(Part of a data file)
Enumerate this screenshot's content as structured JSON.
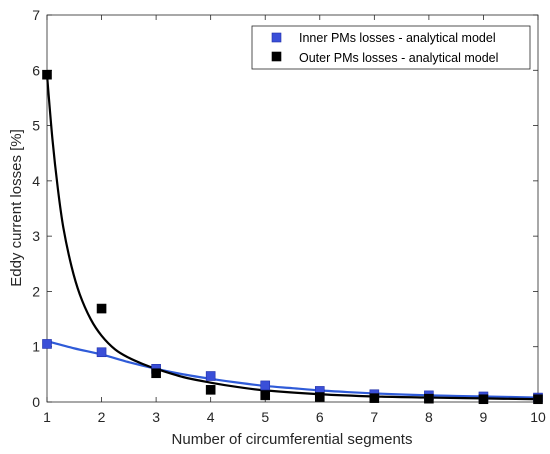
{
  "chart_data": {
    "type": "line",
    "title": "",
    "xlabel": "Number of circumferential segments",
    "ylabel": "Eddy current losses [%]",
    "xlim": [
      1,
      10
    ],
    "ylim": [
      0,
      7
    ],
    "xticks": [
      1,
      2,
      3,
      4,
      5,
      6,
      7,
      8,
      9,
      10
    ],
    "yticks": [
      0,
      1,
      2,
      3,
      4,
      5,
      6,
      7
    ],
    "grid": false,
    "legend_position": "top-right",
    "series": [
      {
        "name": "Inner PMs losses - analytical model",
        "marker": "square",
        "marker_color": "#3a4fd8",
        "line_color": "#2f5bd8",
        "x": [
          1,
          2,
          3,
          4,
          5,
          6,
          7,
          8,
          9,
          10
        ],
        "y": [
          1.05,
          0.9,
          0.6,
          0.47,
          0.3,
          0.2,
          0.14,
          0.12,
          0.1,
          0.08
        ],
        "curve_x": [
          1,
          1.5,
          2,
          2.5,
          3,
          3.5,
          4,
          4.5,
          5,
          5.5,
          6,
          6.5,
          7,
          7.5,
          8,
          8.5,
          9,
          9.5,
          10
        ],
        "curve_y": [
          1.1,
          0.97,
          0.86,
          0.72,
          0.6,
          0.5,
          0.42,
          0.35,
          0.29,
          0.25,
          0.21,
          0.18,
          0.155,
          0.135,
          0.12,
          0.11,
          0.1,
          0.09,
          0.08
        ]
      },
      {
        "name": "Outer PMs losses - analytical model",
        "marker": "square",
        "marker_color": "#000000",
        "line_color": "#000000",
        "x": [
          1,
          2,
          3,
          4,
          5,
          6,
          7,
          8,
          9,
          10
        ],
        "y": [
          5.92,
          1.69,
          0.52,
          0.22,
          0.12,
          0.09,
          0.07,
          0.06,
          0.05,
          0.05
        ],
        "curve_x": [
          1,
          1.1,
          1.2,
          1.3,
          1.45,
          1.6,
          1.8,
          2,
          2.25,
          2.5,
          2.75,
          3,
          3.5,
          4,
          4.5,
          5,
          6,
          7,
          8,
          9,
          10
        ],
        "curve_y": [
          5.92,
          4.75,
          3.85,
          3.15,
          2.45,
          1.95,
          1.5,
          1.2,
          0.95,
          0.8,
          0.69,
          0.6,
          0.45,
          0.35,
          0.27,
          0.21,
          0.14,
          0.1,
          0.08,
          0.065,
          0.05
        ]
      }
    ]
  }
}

### Your instructions:
Please write out all the data again word for word, but not the pictures.

### The completed task:
Enumerate this screenshot's content as structured JSON.
{
  "chart_data": {
    "type": "line",
    "title": "",
    "xlabel": "Number of circumferential segments",
    "ylabel": "Eddy current losses [%]",
    "xlim": [
      1,
      10
    ],
    "ylim": [
      0,
      7
    ],
    "xticks": [
      1,
      2,
      3,
      4,
      5,
      6,
      7,
      8,
      9,
      10
    ],
    "yticks": [
      0,
      1,
      2,
      3,
      4,
      5,
      6,
      7
    ],
    "grid": false,
    "legend_position": "top-right",
    "series": [
      {
        "name": "Inner PMs losses - analytical model",
        "marker": "square",
        "marker_color": "#3a4fd8",
        "line_color": "#2f5bd8",
        "x": [
          1,
          2,
          3,
          4,
          5,
          6,
          7,
          8,
          9,
          10
        ],
        "y": [
          1.05,
          0.9,
          0.6,
          0.47,
          0.3,
          0.2,
          0.14,
          0.12,
          0.1,
          0.08
        ],
        "curve_x": [
          1,
          1.5,
          2,
          2.5,
          3,
          3.5,
          4,
          4.5,
          5,
          5.5,
          6,
          6.5,
          7,
          7.5,
          8,
          8.5,
          9,
          9.5,
          10
        ],
        "curve_y": [
          1.1,
          0.97,
          0.86,
          0.72,
          0.6,
          0.5,
          0.42,
          0.35,
          0.29,
          0.25,
          0.21,
          0.18,
          0.155,
          0.135,
          0.12,
          0.11,
          0.1,
          0.09,
          0.08
        ]
      },
      {
        "name": "Outer PMs losses - analytical model",
        "marker": "square",
        "marker_color": "#000000",
        "line_color": "#000000",
        "x": [
          1,
          2,
          3,
          4,
          5,
          6,
          7,
          8,
          9,
          10
        ],
        "y": [
          5.92,
          1.69,
          0.52,
          0.22,
          0.12,
          0.09,
          0.07,
          0.06,
          0.05,
          0.05
        ],
        "curve_x": [
          1,
          1.1,
          1.2,
          1.3,
          1.45,
          1.6,
          1.8,
          2,
          2.25,
          2.5,
          2.75,
          3,
          3.5,
          4,
          4.5,
          5,
          6,
          7,
          8,
          9,
          10
        ],
        "curve_y": [
          5.92,
          4.75,
          3.85,
          3.15,
          2.45,
          1.95,
          1.5,
          1.2,
          0.95,
          0.8,
          0.69,
          0.6,
          0.45,
          0.35,
          0.27,
          0.21,
          0.14,
          0.1,
          0.08,
          0.065,
          0.05
        ]
      }
    ]
  }
}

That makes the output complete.